---------- Extracted information ----------

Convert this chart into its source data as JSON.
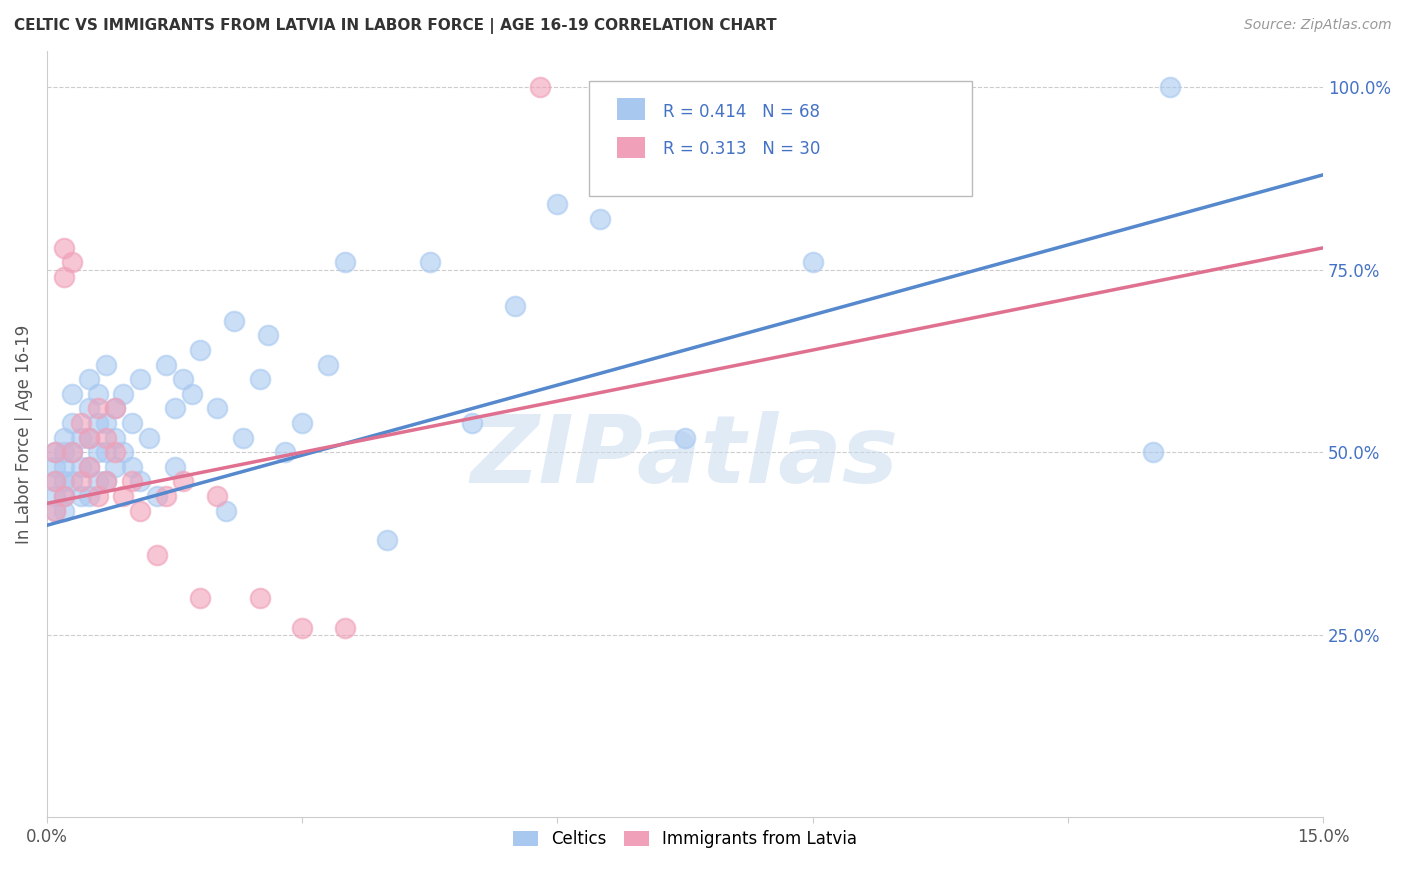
{
  "title": "CELTIC VS IMMIGRANTS FROM LATVIA IN LABOR FORCE | AGE 16-19 CORRELATION CHART",
  "source": "Source: ZipAtlas.com",
  "ylabel": "In Labor Force | Age 16-19",
  "xlim": [
    0.0,
    0.15
  ],
  "ylim": [
    0.0,
    1.05
  ],
  "xticks": [
    0.0,
    0.03,
    0.06,
    0.09,
    0.12,
    0.15
  ],
  "xtick_labels": [
    "0.0%",
    "",
    "",
    "",
    "",
    "15.0%"
  ],
  "ytick_vals_right": [
    0.25,
    0.5,
    0.75,
    1.0
  ],
  "ytick_labels_right": [
    "25.0%",
    "50.0%",
    "75.0%",
    "100.0%"
  ],
  "watermark": "ZIPatlas",
  "legend_r1": "R = 0.414",
  "legend_n1": "N = 68",
  "legend_r2": "R = 0.313",
  "legend_n2": "N = 30",
  "color_blue": "#A8C8F0",
  "color_pink": "#F0A0B8",
  "color_blue_line": "#5588CC",
  "color_pink_line": "#E07090",
  "color_text_blue": "#4472C4",
  "trendline_blue_y0": 0.4,
  "trendline_blue_y1": 0.88,
  "trendline_pink_y0": 0.43,
  "trendline_pink_y1": 0.78,
  "celtics_x": [
    0.001,
    0.001,
    0.001,
    0.001,
    0.001,
    0.002,
    0.002,
    0.002,
    0.002,
    0.002,
    0.002,
    0.003,
    0.003,
    0.003,
    0.003,
    0.004,
    0.004,
    0.004,
    0.005,
    0.005,
    0.005,
    0.005,
    0.005,
    0.006,
    0.006,
    0.006,
    0.006,
    0.007,
    0.007,
    0.007,
    0.007,
    0.008,
    0.008,
    0.008,
    0.009,
    0.009,
    0.01,
    0.01,
    0.011,
    0.011,
    0.012,
    0.013,
    0.014,
    0.015,
    0.015,
    0.016,
    0.017,
    0.018,
    0.02,
    0.021,
    0.022,
    0.023,
    0.025,
    0.026,
    0.028,
    0.03,
    0.033,
    0.035,
    0.04,
    0.045,
    0.05,
    0.055,
    0.06,
    0.065,
    0.075,
    0.09,
    0.13,
    0.132
  ],
  "celtics_y": [
    0.48,
    0.46,
    0.44,
    0.42,
    0.5,
    0.46,
    0.48,
    0.5,
    0.52,
    0.44,
    0.42,
    0.46,
    0.5,
    0.54,
    0.58,
    0.44,
    0.48,
    0.52,
    0.44,
    0.48,
    0.52,
    0.56,
    0.6,
    0.46,
    0.5,
    0.54,
    0.58,
    0.46,
    0.5,
    0.54,
    0.62,
    0.48,
    0.52,
    0.56,
    0.5,
    0.58,
    0.48,
    0.54,
    0.46,
    0.6,
    0.52,
    0.44,
    0.62,
    0.48,
    0.56,
    0.6,
    0.58,
    0.64,
    0.56,
    0.42,
    0.68,
    0.52,
    0.6,
    0.66,
    0.5,
    0.54,
    0.62,
    0.76,
    0.38,
    0.76,
    0.54,
    0.7,
    0.84,
    0.82,
    0.52,
    0.76,
    0.5,
    1.0
  ],
  "latvia_x": [
    0.001,
    0.001,
    0.001,
    0.002,
    0.002,
    0.003,
    0.003,
    0.004,
    0.004,
    0.005,
    0.005,
    0.006,
    0.006,
    0.007,
    0.007,
    0.008,
    0.008,
    0.009,
    0.01,
    0.011,
    0.013,
    0.014,
    0.016,
    0.018,
    0.02,
    0.025,
    0.03,
    0.035,
    0.058,
    0.002
  ],
  "latvia_y": [
    0.5,
    0.46,
    0.42,
    0.78,
    0.74,
    0.76,
    0.5,
    0.54,
    0.46,
    0.52,
    0.48,
    0.56,
    0.44,
    0.52,
    0.46,
    0.56,
    0.5,
    0.44,
    0.46,
    0.42,
    0.36,
    0.44,
    0.46,
    0.3,
    0.44,
    0.3,
    0.26,
    0.26,
    1.0,
    0.44
  ]
}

----------

§ Exercise instructions
Without including any pictures, output all the entries above exactly.

§ Worked answer
Convert this chart into its source data as JSON.
{
  "title": "CELTIC VS IMMIGRANTS FROM LATVIA IN LABOR FORCE | AGE 16-19 CORRELATION CHART",
  "source": "Source: ZipAtlas.com",
  "ylabel": "In Labor Force | Age 16-19",
  "xlim": [
    0.0,
    0.15
  ],
  "ylim": [
    0.0,
    1.05
  ],
  "xticks": [
    0.0,
    0.03,
    0.06,
    0.09,
    0.12,
    0.15
  ],
  "xtick_labels": [
    "0.0%",
    "",
    "",
    "",
    "",
    "15.0%"
  ],
  "ytick_vals_right": [
    0.25,
    0.5,
    0.75,
    1.0
  ],
  "ytick_labels_right": [
    "25.0%",
    "50.0%",
    "75.0%",
    "100.0%"
  ],
  "watermark": "ZIPatlas",
  "legend_r1": "R = 0.414",
  "legend_n1": "N = 68",
  "legend_r2": "R = 0.313",
  "legend_n2": "N = 30",
  "color_blue": "#A8C8F0",
  "color_pink": "#F0A0B8",
  "color_blue_line": "#5588CC",
  "color_pink_line": "#E07090",
  "color_text_blue": "#4472C4",
  "trendline_blue_y0": 0.4,
  "trendline_blue_y1": 0.88,
  "trendline_pink_y0": 0.43,
  "trendline_pink_y1": 0.78,
  "celtics_x": [
    0.001,
    0.001,
    0.001,
    0.001,
    0.001,
    0.002,
    0.002,
    0.002,
    0.002,
    0.002,
    0.002,
    0.003,
    0.003,
    0.003,
    0.003,
    0.004,
    0.004,
    0.004,
    0.005,
    0.005,
    0.005,
    0.005,
    0.005,
    0.006,
    0.006,
    0.006,
    0.006,
    0.007,
    0.007,
    0.007,
    0.007,
    0.008,
    0.008,
    0.008,
    0.009,
    0.009,
    0.01,
    0.01,
    0.011,
    0.011,
    0.012,
    0.013,
    0.014,
    0.015,
    0.015,
    0.016,
    0.017,
    0.018,
    0.02,
    0.021,
    0.022,
    0.023,
    0.025,
    0.026,
    0.028,
    0.03,
    0.033,
    0.035,
    0.04,
    0.045,
    0.05,
    0.055,
    0.06,
    0.065,
    0.075,
    0.09,
    0.13,
    0.132
  ],
  "celtics_y": [
    0.48,
    0.46,
    0.44,
    0.42,
    0.5,
    0.46,
    0.48,
    0.5,
    0.52,
    0.44,
    0.42,
    0.46,
    0.5,
    0.54,
    0.58,
    0.44,
    0.48,
    0.52,
    0.44,
    0.48,
    0.52,
    0.56,
    0.6,
    0.46,
    0.5,
    0.54,
    0.58,
    0.46,
    0.5,
    0.54,
    0.62,
    0.48,
    0.52,
    0.56,
    0.5,
    0.58,
    0.48,
    0.54,
    0.46,
    0.6,
    0.52,
    0.44,
    0.62,
    0.48,
    0.56,
    0.6,
    0.58,
    0.64,
    0.56,
    0.42,
    0.68,
    0.52,
    0.6,
    0.66,
    0.5,
    0.54,
    0.62,
    0.76,
    0.38,
    0.76,
    0.54,
    0.7,
    0.84,
    0.82,
    0.52,
    0.76,
    0.5,
    1.0
  ],
  "latvia_x": [
    0.001,
    0.001,
    0.001,
    0.002,
    0.002,
    0.003,
    0.003,
    0.004,
    0.004,
    0.005,
    0.005,
    0.006,
    0.006,
    0.007,
    0.007,
    0.008,
    0.008,
    0.009,
    0.01,
    0.011,
    0.013,
    0.014,
    0.016,
    0.018,
    0.02,
    0.025,
    0.03,
    0.035,
    0.058,
    0.002
  ],
  "latvia_y": [
    0.5,
    0.46,
    0.42,
    0.78,
    0.74,
    0.76,
    0.5,
    0.54,
    0.46,
    0.52,
    0.48,
    0.56,
    0.44,
    0.52,
    0.46,
    0.56,
    0.5,
    0.44,
    0.46,
    0.42,
    0.36,
    0.44,
    0.46,
    0.3,
    0.44,
    0.3,
    0.26,
    0.26,
    1.0,
    0.44
  ]
}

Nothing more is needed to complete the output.